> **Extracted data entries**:
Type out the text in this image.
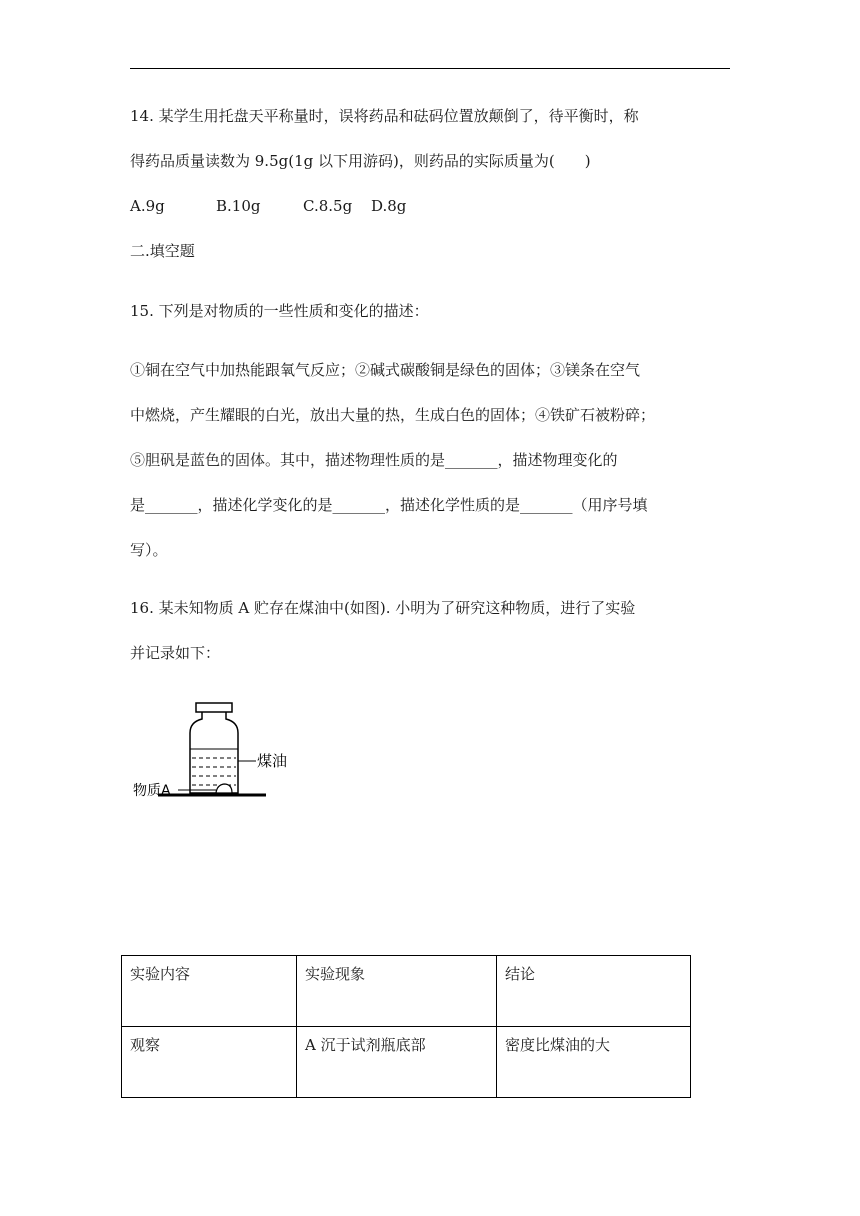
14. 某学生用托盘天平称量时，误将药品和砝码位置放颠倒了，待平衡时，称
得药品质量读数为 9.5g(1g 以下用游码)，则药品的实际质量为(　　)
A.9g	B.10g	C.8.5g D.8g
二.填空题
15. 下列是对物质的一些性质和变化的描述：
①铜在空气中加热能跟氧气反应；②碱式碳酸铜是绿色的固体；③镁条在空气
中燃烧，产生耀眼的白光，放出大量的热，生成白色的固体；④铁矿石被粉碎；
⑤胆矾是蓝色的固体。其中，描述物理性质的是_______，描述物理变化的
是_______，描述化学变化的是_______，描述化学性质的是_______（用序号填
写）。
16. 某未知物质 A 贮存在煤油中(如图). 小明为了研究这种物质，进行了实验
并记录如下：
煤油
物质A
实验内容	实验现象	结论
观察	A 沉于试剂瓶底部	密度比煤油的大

> **DIRECTIONS**: Restate the entire listing word for word, excluding pictures.

> **WRITTEN RESPONSE**:
Type out the text in this image.
14. 某学生用托盘天平称量时，误将药品和砝码位置放颠倒了，待平衡时，称
得药品质量读数为 9.5g(1g 以下用游码)，则药品的实际质量为(　　)
A.9g	B.10g	C.8.5g D.8g
二.填空题
15. 下列是对物质的一些性质和变化的描述：
①铜在空气中加热能跟氧气反应；②碱式碳酸铜是绿色的固体；③镁条在空气
中燃烧，产生耀眼的白光，放出大量的热，生成白色的固体；④铁矿石被粉碎；
⑤胆矾是蓝色的固体。其中，描述物理性质的是_______，描述物理变化的
是_______，描述化学变化的是_______，描述化学性质的是_______（用序号填
写）。
16. 某未知物质 A 贮存在煤油中(如图). 小明为了研究这种物质，进行了实验
并记录如下：
煤油
物质A
实验内容	实验现象	结论
观察	A 沉于试剂瓶底部	密度比煤油的大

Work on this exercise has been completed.